[Records about charts and figures]
* * *
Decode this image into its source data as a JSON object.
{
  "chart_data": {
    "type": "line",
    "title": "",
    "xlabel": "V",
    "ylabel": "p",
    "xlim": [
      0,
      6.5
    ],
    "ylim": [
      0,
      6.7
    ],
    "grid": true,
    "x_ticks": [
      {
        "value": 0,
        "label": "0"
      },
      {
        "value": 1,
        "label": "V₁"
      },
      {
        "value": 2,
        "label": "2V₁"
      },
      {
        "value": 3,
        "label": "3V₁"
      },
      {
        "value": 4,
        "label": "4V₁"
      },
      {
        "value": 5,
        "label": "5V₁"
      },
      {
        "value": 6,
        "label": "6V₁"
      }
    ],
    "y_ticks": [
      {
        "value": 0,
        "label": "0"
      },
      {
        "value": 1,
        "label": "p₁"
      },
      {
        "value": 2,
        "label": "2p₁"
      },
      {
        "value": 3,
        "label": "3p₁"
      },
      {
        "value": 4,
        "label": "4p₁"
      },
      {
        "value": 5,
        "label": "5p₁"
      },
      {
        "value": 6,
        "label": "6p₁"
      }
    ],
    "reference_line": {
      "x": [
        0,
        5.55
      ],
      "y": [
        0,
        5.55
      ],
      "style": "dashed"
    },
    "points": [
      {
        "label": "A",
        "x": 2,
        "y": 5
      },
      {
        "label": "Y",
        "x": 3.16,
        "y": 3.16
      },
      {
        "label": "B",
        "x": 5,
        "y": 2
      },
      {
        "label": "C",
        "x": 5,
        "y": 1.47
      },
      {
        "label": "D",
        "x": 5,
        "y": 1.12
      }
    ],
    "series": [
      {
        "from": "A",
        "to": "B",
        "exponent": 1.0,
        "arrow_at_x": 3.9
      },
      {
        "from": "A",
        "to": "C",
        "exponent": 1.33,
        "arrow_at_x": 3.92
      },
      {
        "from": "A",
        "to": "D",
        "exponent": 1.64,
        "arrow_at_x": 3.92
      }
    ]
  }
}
* * *
Given exercise
Whenever "exponent" turns up in a line, pick that line out.

Exercise solution
        "exponent": 1.0,
        "exponent": 1.33,
        "exponent": 1.64,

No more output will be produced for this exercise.